• _WHAT YOU ARE ASKED TO DO_: Skip the pictures. Transcribe the rest of the data below without changing a word.

• _RECORD EXTRACTS_:

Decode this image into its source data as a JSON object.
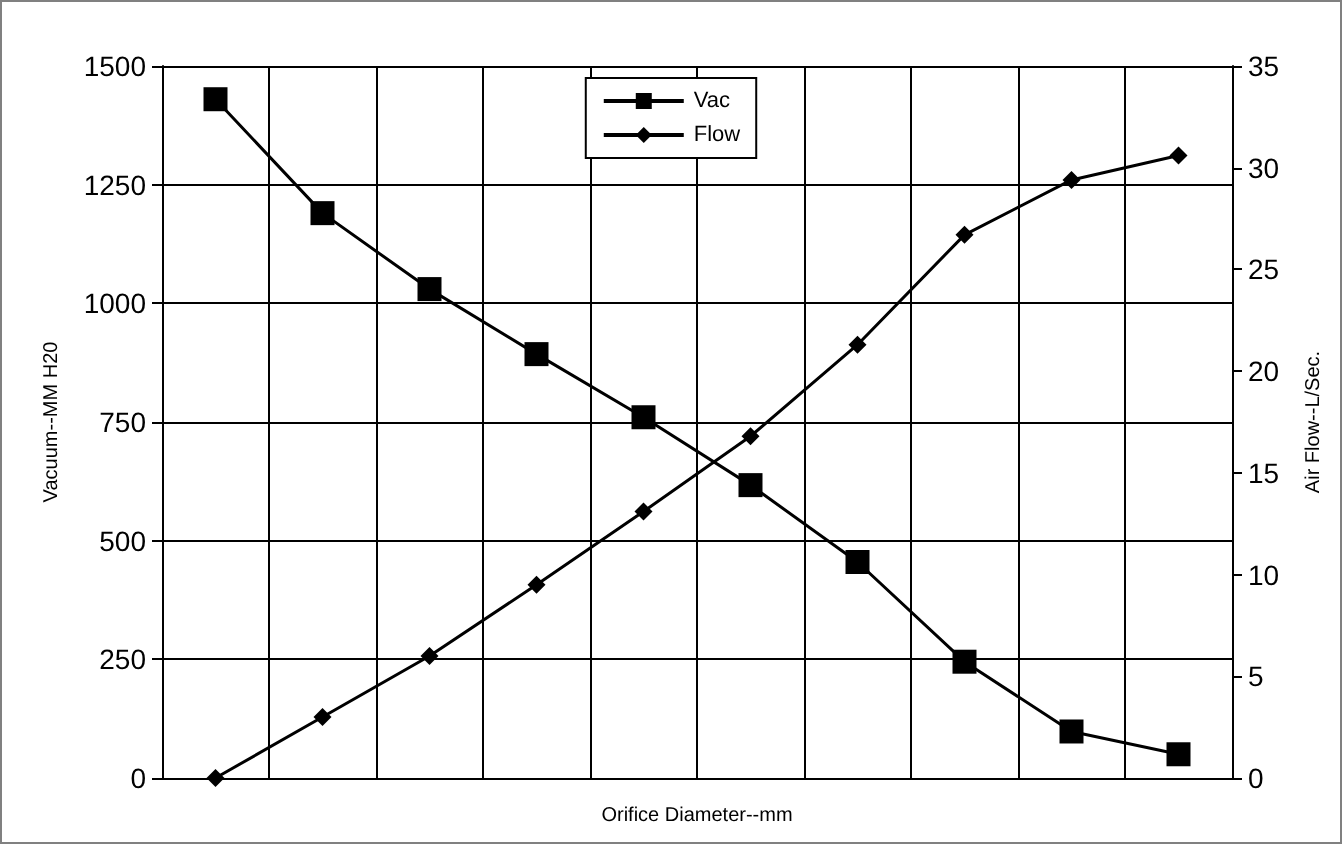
{
  "chart_data": {
    "type": "line",
    "xlabel": "Orifice Diameter--mm",
    "ylabel": "Vacuum--MM H20",
    "y2label": "Air Flow--L/Sec.",
    "categories": [
      null,
      null,
      null,
      null,
      null,
      null,
      null,
      null,
      null,
      null
    ],
    "series": [
      {
        "name": "Vac",
        "color": "#000000",
        "marker": "square",
        "values": [
          1430,
          1190,
          1030,
          893,
          760,
          617,
          455,
          245,
          98,
          50
        ]
      },
      {
        "name": "Flow",
        "color": "#000000",
        "marker": "diamond",
        "axis": "y2",
        "values": [
          0,
          3.0,
          6.0,
          9.5,
          13.1,
          16.8,
          21.3,
          26.7,
          29.4,
          30.6
        ]
      }
    ],
    "ylim": [
      0,
      1500
    ],
    "yticks": [
      0,
      250,
      500,
      750,
      1000,
      1250,
      1500
    ],
    "y2lim": [
      0,
      35
    ],
    "y2ticks": [
      0,
      5,
      10,
      15,
      20,
      25,
      30,
      35
    ],
    "grid": true,
    "legend": "top",
    "line_style": "solid"
  }
}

• _EXERCISE OUTPUT_:
Decode this image into its source data as a JSON object.
{
  "chart_data": {
    "type": "line",
    "xlabel": "Orifice Diameter--mm",
    "ylabel": "Vacuum--MM H20",
    "y2label": "Air Flow--L/Sec.",
    "categories": [
      null,
      null,
      null,
      null,
      null,
      null,
      null,
      null,
      null,
      null
    ],
    "series": [
      {
        "name": "Vac",
        "color": "#000000",
        "marker": "square",
        "values": [
          1430,
          1190,
          1030,
          893,
          760,
          617,
          455,
          245,
          98,
          50
        ]
      },
      {
        "name": "Flow",
        "color": "#000000",
        "marker": "diamond",
        "axis": "y2",
        "values": [
          0,
          3.0,
          6.0,
          9.5,
          13.1,
          16.8,
          21.3,
          26.7,
          29.4,
          30.6
        ]
      }
    ],
    "ylim": [
      0,
      1500
    ],
    "yticks": [
      0,
      250,
      500,
      750,
      1000,
      1250,
      1500
    ],
    "y2lim": [
      0,
      35
    ],
    "y2ticks": [
      0,
      5,
      10,
      15,
      20,
      25,
      30,
      35
    ],
    "grid": true,
    "legend": "top",
    "line_style": "solid"
  }
}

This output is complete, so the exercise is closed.